• [Given instruction]
Filter this material down to the lines that hold "个性化设置", copying each one.

• [Stored records]
******

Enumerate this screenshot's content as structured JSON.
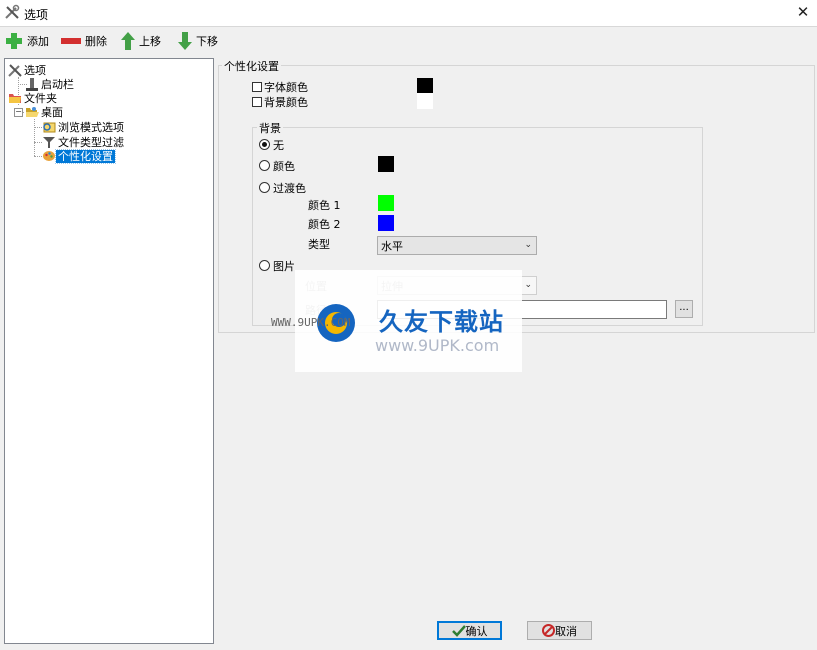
{
  "window": {
    "title": "选项",
    "close_label": "✕"
  },
  "toolbar": {
    "add_label": "添加",
    "delete_label": "删除",
    "up_label": "上移",
    "down_label": "下移"
  },
  "tree": {
    "root": "选项",
    "items": [
      "启动栏",
      "文件夹",
      "桌面",
      "浏览模式选项",
      "文件类型过滤",
      "个性化设置"
    ],
    "selected": "个性化设置"
  },
  "personalization": {
    "group_title": "个性化设置",
    "font_color_label": "字体颜色",
    "bg_color_label": "背景颜色",
    "font_color": "#000000",
    "bg_color": "#ffffff",
    "background": {
      "group_title": "背景",
      "none_label": "无",
      "color_label": "颜色",
      "color": "#000000",
      "gradient_label": "过渡色",
      "color1_label": "颜色 1",
      "color1": "#00ff00",
      "color2_label": "颜色 2",
      "color2": "#0000ff",
      "type_label": "类型",
      "type_value": "水平",
      "image_label": "图片",
      "position_label": "位置",
      "position_value": "拉伸",
      "path_label": "路径",
      "path_value": "",
      "browse_label": "...",
      "selected_option": "无"
    }
  },
  "buttons": {
    "ok_label": "确认",
    "cancel_label": "取消"
  },
  "watermark": {
    "title": "久友下载站",
    "url": "www.9UPK.com",
    "side_text": "WWW.9UPK.COM"
  },
  "colors": {
    "selection": "#0078d7",
    "add_icon": "#3cb043",
    "delete_icon": "#d32f2f",
    "move_icon": "#43a047"
  }
}
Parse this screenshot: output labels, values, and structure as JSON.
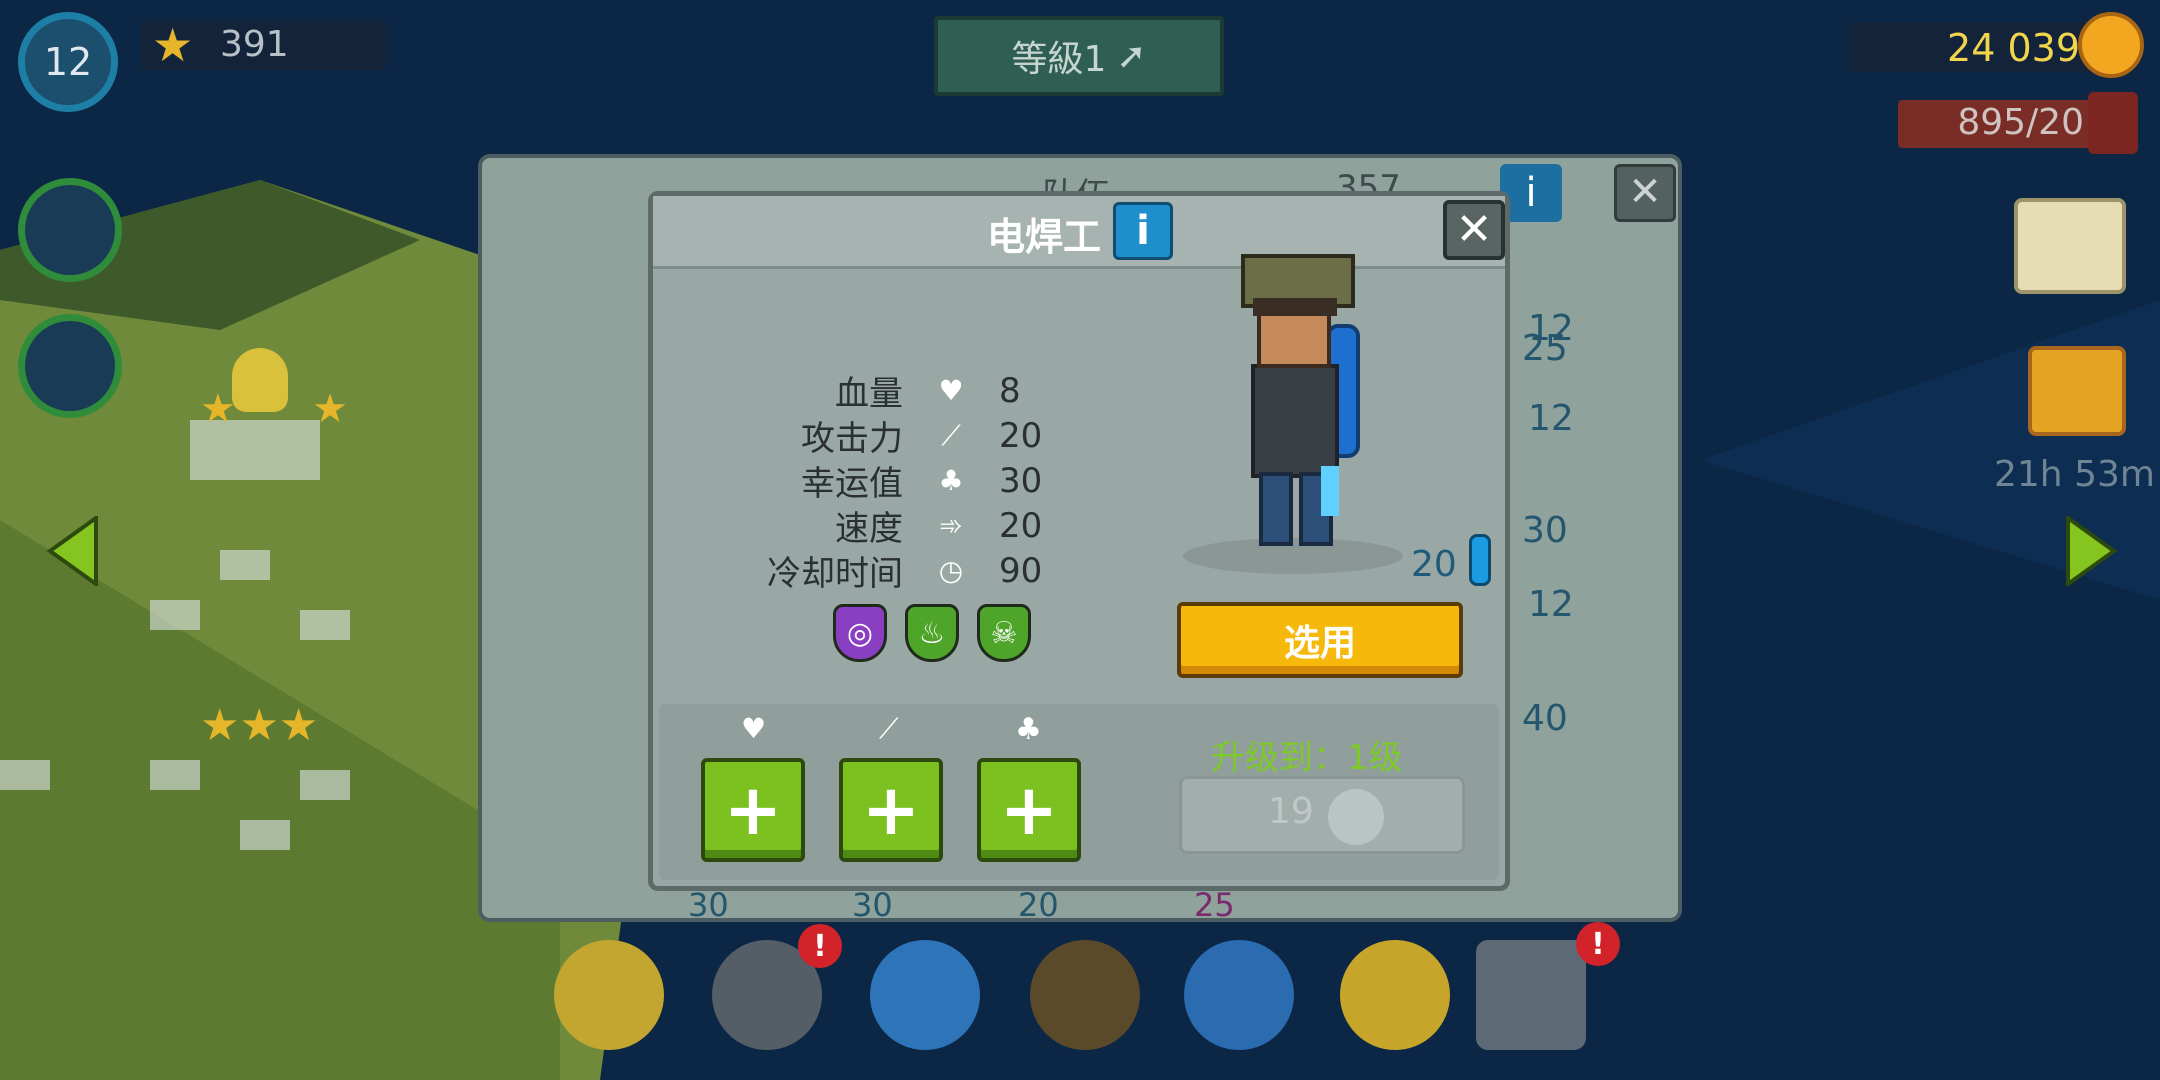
{
  "hud": {
    "player_level": "12",
    "stars": "391",
    "level_button": "等級1",
    "coins": "24 039",
    "fuel": "895/20",
    "timer": "21h 53m"
  },
  "back_panel": {
    "title": "队伍",
    "count": "357",
    "levels": [
      "12",
      "25",
      "12",
      "30",
      "12",
      "40"
    ],
    "bottom_values": [
      "30",
      "30",
      "20",
      "25"
    ]
  },
  "dialog": {
    "title": "电焊工",
    "stats": [
      {
        "label": "血量",
        "icon": "heart-icon",
        "value": "8"
      },
      {
        "label": "攻击力",
        "icon": "sword-icon",
        "value": "20"
      },
      {
        "label": "幸运值",
        "icon": "clover-icon",
        "value": "30"
      },
      {
        "label": "速度",
        "icon": "boot-icon",
        "value": "20"
      },
      {
        "label": "冷却时间",
        "icon": "stopwatch-icon",
        "value": "90"
      }
    ],
    "ammo": "20",
    "select_button": "选用",
    "upgrade_label": "升级到：1级",
    "upgrade_cost": "19",
    "colors": {
      "select_yellow": "#f6b80b",
      "plus_green": "#7cc11f",
      "upgrade_text": "#7ec92a"
    }
  }
}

******

• [Written solution]
      "个性化设置"
    "selected": "个性化设置"
    "group_title": "个性化设置",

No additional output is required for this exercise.